§ **YOUR TASKS**
[A] Copy word for word everything in the passage on the Dhanush missile from "The exact dimensions" down to "September 12, 2012).".
[B] Write the next part of the passage on the Dhanush missile, picking up after its last line.

In 2000 the first Dhanush missile was tested from a patrol vessel. This missile is believed to be similar to the SS-150, but equipped for launching off the deck of two different configurations of the Sukanya-class patrol vessel: the Subhadra and the Suvarna.2

According to most reports, the initial launch was a failure.3 Since that time, the missile program has launched about seven different test missiles.4

Most of these launches were successful including tests in December 2009 and March 2010. The Press Information Bureau of the Indian Government described development on the Dhanush missile in May 2010 as complete.5


The exact dimensions and performance of the Dhanush missile program are not well known. Jane’s Defense & Security Intelligence & Analysis estimates that the length is 8.56 m, with a body diameter of 1.0 to 1.1 m, and a launch weight of 4,000 to 5,600 kg. The payload is presumed to be 500 to 1000 kg, with various warhead options including HE, submunitions, FAE, or chemical. It is powered by a single-stage liquid propellant and guided by an inertial system or GPS. The range is estimated in between 150 and 400 km, with an accuracy of 50 m CEP. Some sources suggest the accuracy is 25 m CEP.6


    1. Lennox, Duncan. “Prithvi (SS-150/-250/-350) (P-1/P-2/P-3) and Dhanush.” Jane’s Strategic Weapon Systems (Offensive Weapons). February 12, 2012. (accessed September 12, 2012).

§ **LISTING**
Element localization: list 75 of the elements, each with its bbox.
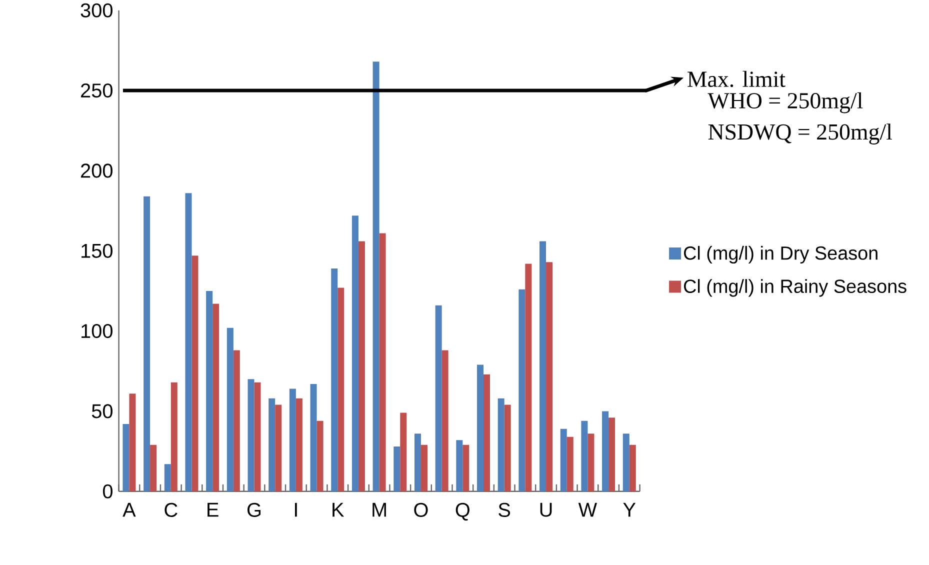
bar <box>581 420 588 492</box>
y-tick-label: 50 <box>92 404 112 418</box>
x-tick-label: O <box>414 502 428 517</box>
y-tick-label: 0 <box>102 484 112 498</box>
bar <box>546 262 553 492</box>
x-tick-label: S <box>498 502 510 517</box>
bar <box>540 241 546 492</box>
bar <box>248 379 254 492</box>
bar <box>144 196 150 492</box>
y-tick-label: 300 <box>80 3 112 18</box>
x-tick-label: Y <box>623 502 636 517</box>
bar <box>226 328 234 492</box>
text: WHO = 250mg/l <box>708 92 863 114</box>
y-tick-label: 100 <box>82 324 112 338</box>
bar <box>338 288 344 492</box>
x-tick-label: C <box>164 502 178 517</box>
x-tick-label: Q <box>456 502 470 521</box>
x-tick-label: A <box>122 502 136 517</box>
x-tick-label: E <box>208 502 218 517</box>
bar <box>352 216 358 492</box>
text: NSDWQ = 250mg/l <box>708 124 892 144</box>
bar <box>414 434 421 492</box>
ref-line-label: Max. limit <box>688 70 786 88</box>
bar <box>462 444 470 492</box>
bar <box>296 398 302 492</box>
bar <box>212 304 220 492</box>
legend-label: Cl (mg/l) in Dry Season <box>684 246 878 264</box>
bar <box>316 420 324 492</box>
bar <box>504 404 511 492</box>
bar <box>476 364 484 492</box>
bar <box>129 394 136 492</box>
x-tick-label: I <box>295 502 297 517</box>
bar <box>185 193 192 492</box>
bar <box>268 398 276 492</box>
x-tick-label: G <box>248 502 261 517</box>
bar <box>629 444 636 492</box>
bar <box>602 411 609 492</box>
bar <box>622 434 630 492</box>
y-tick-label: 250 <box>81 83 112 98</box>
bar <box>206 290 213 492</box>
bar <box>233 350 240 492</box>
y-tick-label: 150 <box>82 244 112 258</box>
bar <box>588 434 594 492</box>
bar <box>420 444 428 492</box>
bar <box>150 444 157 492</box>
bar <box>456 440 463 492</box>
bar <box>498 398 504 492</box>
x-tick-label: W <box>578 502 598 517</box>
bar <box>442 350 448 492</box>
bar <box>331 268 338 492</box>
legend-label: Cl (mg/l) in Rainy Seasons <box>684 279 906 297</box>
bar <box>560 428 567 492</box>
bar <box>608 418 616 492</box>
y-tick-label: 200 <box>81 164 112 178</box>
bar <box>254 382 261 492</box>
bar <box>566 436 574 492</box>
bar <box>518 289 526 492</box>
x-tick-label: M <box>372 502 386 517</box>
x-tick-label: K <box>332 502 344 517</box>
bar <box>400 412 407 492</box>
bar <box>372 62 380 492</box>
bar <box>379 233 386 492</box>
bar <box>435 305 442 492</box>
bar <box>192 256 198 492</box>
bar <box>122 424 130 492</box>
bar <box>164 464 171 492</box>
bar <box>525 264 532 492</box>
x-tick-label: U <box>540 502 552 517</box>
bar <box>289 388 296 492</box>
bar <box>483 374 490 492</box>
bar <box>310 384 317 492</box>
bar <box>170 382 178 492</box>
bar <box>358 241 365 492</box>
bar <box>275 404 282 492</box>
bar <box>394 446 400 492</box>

...

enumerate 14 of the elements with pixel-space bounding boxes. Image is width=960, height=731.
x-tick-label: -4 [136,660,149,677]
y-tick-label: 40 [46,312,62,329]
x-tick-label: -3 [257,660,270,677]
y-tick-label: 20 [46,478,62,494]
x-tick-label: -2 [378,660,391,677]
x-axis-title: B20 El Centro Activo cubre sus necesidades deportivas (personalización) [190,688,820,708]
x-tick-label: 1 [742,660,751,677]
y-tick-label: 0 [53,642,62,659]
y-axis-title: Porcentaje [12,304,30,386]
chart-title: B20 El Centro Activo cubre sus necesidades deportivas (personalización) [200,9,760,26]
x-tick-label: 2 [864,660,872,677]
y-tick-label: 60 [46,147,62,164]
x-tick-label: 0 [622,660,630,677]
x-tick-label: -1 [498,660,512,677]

==

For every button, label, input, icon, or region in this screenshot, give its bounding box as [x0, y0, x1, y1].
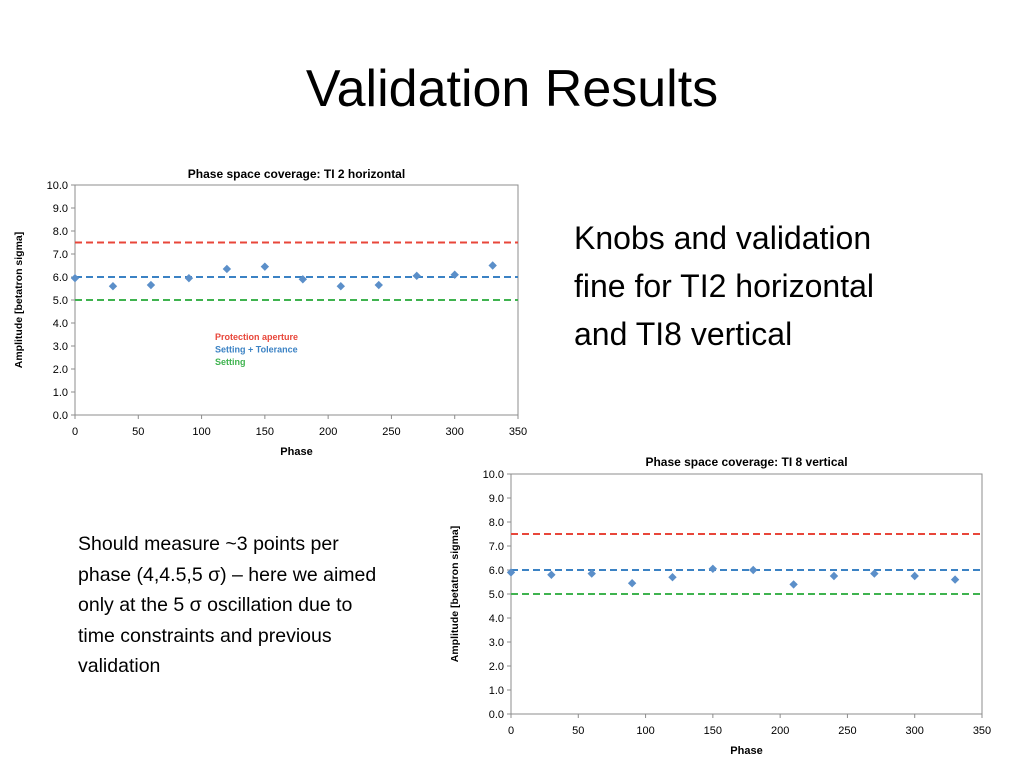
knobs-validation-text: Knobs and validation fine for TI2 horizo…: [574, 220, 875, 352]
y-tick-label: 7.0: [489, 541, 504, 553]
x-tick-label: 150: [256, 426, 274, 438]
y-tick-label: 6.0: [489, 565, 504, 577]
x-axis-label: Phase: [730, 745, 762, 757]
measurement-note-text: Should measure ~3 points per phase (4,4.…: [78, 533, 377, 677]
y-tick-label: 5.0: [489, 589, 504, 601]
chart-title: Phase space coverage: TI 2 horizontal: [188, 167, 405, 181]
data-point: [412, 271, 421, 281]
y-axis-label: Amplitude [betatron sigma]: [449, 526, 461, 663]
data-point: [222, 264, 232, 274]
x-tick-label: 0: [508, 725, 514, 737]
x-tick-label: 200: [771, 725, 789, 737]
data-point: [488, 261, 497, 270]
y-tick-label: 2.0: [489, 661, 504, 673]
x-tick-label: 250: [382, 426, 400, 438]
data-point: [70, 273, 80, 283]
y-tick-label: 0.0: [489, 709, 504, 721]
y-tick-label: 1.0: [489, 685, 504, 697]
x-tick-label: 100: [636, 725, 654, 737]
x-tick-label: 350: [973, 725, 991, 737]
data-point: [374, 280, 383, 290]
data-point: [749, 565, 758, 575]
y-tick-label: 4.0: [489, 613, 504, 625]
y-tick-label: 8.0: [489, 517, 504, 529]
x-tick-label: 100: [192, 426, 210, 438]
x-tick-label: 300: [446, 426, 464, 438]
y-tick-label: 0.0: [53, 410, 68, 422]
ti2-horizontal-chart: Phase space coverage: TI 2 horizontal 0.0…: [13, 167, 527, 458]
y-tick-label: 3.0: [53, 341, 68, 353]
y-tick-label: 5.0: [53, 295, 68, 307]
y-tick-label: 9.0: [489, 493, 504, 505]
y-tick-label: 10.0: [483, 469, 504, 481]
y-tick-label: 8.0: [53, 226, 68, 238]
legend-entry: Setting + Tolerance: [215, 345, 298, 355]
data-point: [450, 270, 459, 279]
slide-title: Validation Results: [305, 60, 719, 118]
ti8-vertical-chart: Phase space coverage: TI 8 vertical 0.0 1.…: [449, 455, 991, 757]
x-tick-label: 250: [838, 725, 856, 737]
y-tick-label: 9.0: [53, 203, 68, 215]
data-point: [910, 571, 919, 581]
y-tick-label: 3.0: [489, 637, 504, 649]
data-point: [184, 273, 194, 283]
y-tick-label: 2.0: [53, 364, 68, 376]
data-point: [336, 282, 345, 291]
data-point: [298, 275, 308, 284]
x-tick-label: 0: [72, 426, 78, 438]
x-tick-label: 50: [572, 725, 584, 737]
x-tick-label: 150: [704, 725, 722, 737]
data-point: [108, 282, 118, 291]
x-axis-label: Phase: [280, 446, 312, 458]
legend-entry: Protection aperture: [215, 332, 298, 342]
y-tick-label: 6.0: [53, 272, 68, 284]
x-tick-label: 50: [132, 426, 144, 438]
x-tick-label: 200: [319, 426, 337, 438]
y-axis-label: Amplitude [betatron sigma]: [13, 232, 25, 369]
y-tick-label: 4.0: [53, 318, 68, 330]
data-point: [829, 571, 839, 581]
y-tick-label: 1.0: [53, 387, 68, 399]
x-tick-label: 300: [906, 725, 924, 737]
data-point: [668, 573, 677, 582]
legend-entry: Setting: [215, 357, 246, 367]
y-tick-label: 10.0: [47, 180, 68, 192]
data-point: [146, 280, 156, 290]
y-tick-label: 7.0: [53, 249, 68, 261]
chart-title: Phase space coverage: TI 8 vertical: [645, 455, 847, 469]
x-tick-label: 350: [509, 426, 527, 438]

§ **EXERCISE ANSWERS**
[A]
The exact dimensions and performance of the Dhanush missile program are not well known. Jane’s Defense & Security Intelligence & Analysis estimates that the length is 8.56 m, with a body diameter of 1.0 to 1.1 m, and a launch weight of 4,000 to 5,600 kg. The payload is presumed to be 500 to 1000 kg, with various warhead options including HE, submunitions, FAE, or chemical. It is powered by a single-stage liquid propellant and guided by an inertial system or GPS. The range is estimated in between 150 and 400 km, with an accuracy of 50 m CEP. Some sources suggest the accuracy is 25 m CEP.6


    1. Lennox, Duncan. “Prithvi (SS-150/-250/-350) (P-1/P-2/P-3) and Dhanush.” Jane’s Strategic Weapon Systems (Offensive Weapons). February 12, 2012. (accessed September 12, 2012).

[B]
    2. Hans M. Kristensen and Robert S. Norris, “Indian nuclear forces, 2015,” Bulletin of the Atomic Scientists Nuclear notebook, Vol. 71 issue 5 (2015) 81.
    3. “Crash Ends Maiden Flight of India’s Dhanush Missile,” Jane’s Missiles and Rockets, 1 June 2000.
    4. “’Dhanush missile successfully test-fired,” The Times of India, 14 December 2009, available at http://timesofindia.indiatimes.com/india/Dhanush-missile-successfully-test-fired/articleshow/5332894.cms.
    5. “Major DRDO Projects / Programmes which are yet to be completed,” a table published by the Press Information Bureau of the Government of India, available at http://pib.nic.in/release/release.asp?relid=61315, accessed on 27 July 2010.
    6. Lennox, Jane’s Strategic Weapon Systems (Offensive Weapons); Fuller, Malcolm. “Dhanush.” Jane’s Naval Weapon Systems. April 24, 2012. (accessed September 12, 2012).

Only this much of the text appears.